## Exercise task
Everything in the data should be repeated exactly, save for the images.

===============

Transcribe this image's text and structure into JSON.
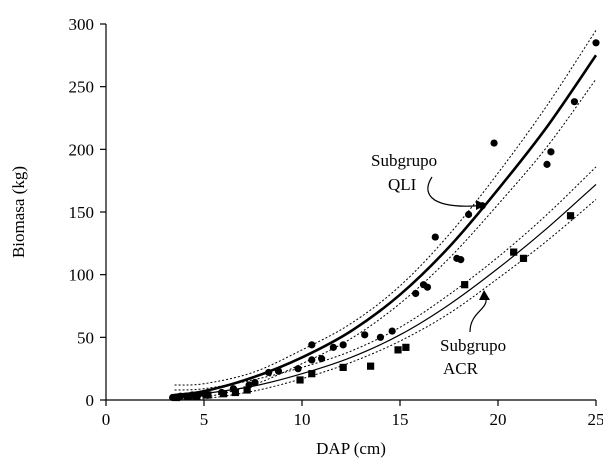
{
  "chart_data": {
    "type": "scatter",
    "xlabel": "DAP (cm)",
    "ylabel": "Biomasa (kg)",
    "xlim": [
      0,
      25
    ],
    "ylim": [
      0,
      300
    ],
    "xticks": [
      0,
      5,
      10,
      15,
      20,
      25
    ],
    "yticks": [
      0,
      50,
      100,
      150,
      200,
      250,
      300
    ],
    "grid": false,
    "colors": {
      "axis": "#000000",
      "marks": "#000000"
    },
    "annotations": [
      {
        "label": "Subgrupo",
        "label2": "QLI",
        "points_to_series": "QLI"
      },
      {
        "label": "Subgrupo",
        "label2": "ACR",
        "points_to_series": "ACR"
      }
    ],
    "series": [
      {
        "key": "QLI",
        "marker": "circle",
        "points": [
          [
            3.4,
            2
          ],
          [
            3.8,
            3
          ],
          [
            4.1,
            3
          ],
          [
            4.4,
            4
          ],
          [
            4.7,
            4
          ],
          [
            5.0,
            5
          ],
          [
            5.9,
            6
          ],
          [
            6.5,
            9
          ],
          [
            7.3,
            12
          ],
          [
            7.6,
            14
          ],
          [
            8.3,
            22
          ],
          [
            8.8,
            23
          ],
          [
            9.8,
            25
          ],
          [
            10.5,
            32
          ],
          [
            10.5,
            44
          ],
          [
            11.0,
            33
          ],
          [
            11.6,
            42
          ],
          [
            12.1,
            44
          ],
          [
            13.2,
            52
          ],
          [
            14.0,
            50
          ],
          [
            14.6,
            55
          ],
          [
            15.8,
            85
          ],
          [
            16.2,
            92
          ],
          [
            16.4,
            90
          ],
          [
            16.8,
            130
          ],
          [
            17.9,
            113
          ],
          [
            18.1,
            112
          ],
          [
            18.5,
            148
          ],
          [
            19.2,
            155
          ],
          [
            19.8,
            205
          ],
          [
            22.5,
            188
          ],
          [
            22.7,
            198
          ],
          [
            23.9,
            238
          ],
          [
            25.0,
            285
          ]
        ],
        "fit": {
          "x": [
            3.5,
            5,
            7.5,
            10,
            12.5,
            15,
            17.5,
            20,
            22.5,
            25
          ],
          "y": [
            4,
            7,
            18,
            34,
            55,
            84,
            122,
            168,
            218,
            275
          ],
          "ci_lower": [
            0,
            2,
            12,
            29,
            49,
            77,
            113,
            156,
            202,
            256
          ],
          "ci_upper": [
            12,
            13,
            22,
            40,
            61,
            91,
            132,
            181,
            235,
            295
          ]
        }
      },
      {
        "key": "ACR",
        "marker": "square",
        "points": [
          [
            3.6,
            2
          ],
          [
            4.2,
            3
          ],
          [
            4.6,
            3
          ],
          [
            5.2,
            4
          ],
          [
            6.0,
            5
          ],
          [
            6.6,
            6
          ],
          [
            7.2,
            8
          ],
          [
            9.9,
            16
          ],
          [
            10.5,
            21
          ],
          [
            12.1,
            26
          ],
          [
            13.5,
            27
          ],
          [
            14.9,
            40
          ],
          [
            15.3,
            42
          ],
          [
            18.3,
            92
          ],
          [
            20.8,
            118
          ],
          [
            21.3,
            113
          ],
          [
            23.7,
            147
          ]
        ],
        "fit": {
          "x": [
            3.5,
            5,
            7.5,
            10,
            12.5,
            15,
            17.5,
            20,
            22.5,
            25
          ],
          "y": [
            1,
            5,
            11,
            21,
            34,
            52,
            76,
            105,
            137,
            172
          ],
          "ci_lower": [
            0,
            1,
            7,
            17,
            30,
            47,
            69,
            97,
            127,
            160
          ],
          "ci_upper": [
            8,
            9,
            16,
            26,
            39,
            58,
            84,
            114,
            148,
            186
          ]
        }
      }
    ]
  }
}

===============

## Exercise output
Transcribe this image's text and structure into JSON.
{
  "chart_data": {
    "type": "scatter",
    "xlabel": "DAP (cm)",
    "ylabel": "Biomasa (kg)",
    "xlim": [
      0,
      25
    ],
    "ylim": [
      0,
      300
    ],
    "xticks": [
      0,
      5,
      10,
      15,
      20,
      25
    ],
    "yticks": [
      0,
      50,
      100,
      150,
      200,
      250,
      300
    ],
    "grid": false,
    "colors": {
      "axis": "#000000",
      "marks": "#000000"
    },
    "annotations": [
      {
        "label": "Subgrupo",
        "label2": "QLI",
        "points_to_series": "QLI"
      },
      {
        "label": "Subgrupo",
        "label2": "ACR",
        "points_to_series": "ACR"
      }
    ],
    "series": [
      {
        "key": "QLI",
        "marker": "circle",
        "points": [
          [
            3.4,
            2
          ],
          [
            3.8,
            3
          ],
          [
            4.1,
            3
          ],
          [
            4.4,
            4
          ],
          [
            4.7,
            4
          ],
          [
            5.0,
            5
          ],
          [
            5.9,
            6
          ],
          [
            6.5,
            9
          ],
          [
            7.3,
            12
          ],
          [
            7.6,
            14
          ],
          [
            8.3,
            22
          ],
          [
            8.8,
            23
          ],
          [
            9.8,
            25
          ],
          [
            10.5,
            32
          ],
          [
            10.5,
            44
          ],
          [
            11.0,
            33
          ],
          [
            11.6,
            42
          ],
          [
            12.1,
            44
          ],
          [
            13.2,
            52
          ],
          [
            14.0,
            50
          ],
          [
            14.6,
            55
          ],
          [
            15.8,
            85
          ],
          [
            16.2,
            92
          ],
          [
            16.4,
            90
          ],
          [
            16.8,
            130
          ],
          [
            17.9,
            113
          ],
          [
            18.1,
            112
          ],
          [
            18.5,
            148
          ],
          [
            19.2,
            155
          ],
          [
            19.8,
            205
          ],
          [
            22.5,
            188
          ],
          [
            22.7,
            198
          ],
          [
            23.9,
            238
          ],
          [
            25.0,
            285
          ]
        ],
        "fit": {
          "x": [
            3.5,
            5,
            7.5,
            10,
            12.5,
            15,
            17.5,
            20,
            22.5,
            25
          ],
          "y": [
            4,
            7,
            18,
            34,
            55,
            84,
            122,
            168,
            218,
            275
          ],
          "ci_lower": [
            0,
            2,
            12,
            29,
            49,
            77,
            113,
            156,
            202,
            256
          ],
          "ci_upper": [
            12,
            13,
            22,
            40,
            61,
            91,
            132,
            181,
            235,
            295
          ]
        }
      },
      {
        "key": "ACR",
        "marker": "square",
        "points": [
          [
            3.6,
            2
          ],
          [
            4.2,
            3
          ],
          [
            4.6,
            3
          ],
          [
            5.2,
            4
          ],
          [
            6.0,
            5
          ],
          [
            6.6,
            6
          ],
          [
            7.2,
            8
          ],
          [
            9.9,
            16
          ],
          [
            10.5,
            21
          ],
          [
            12.1,
            26
          ],
          [
            13.5,
            27
          ],
          [
            14.9,
            40
          ],
          [
            15.3,
            42
          ],
          [
            18.3,
            92
          ],
          [
            20.8,
            118
          ],
          [
            21.3,
            113
          ],
          [
            23.7,
            147
          ]
        ],
        "fit": {
          "x": [
            3.5,
            5,
            7.5,
            10,
            12.5,
            15,
            17.5,
            20,
            22.5,
            25
          ],
          "y": [
            1,
            5,
            11,
            21,
            34,
            52,
            76,
            105,
            137,
            172
          ],
          "ci_lower": [
            0,
            1,
            7,
            17,
            30,
            47,
            69,
            97,
            127,
            160
          ],
          "ci_upper": [
            8,
            9,
            16,
            26,
            39,
            58,
            84,
            114,
            148,
            186
          ]
        }
      }
    ]
  }
}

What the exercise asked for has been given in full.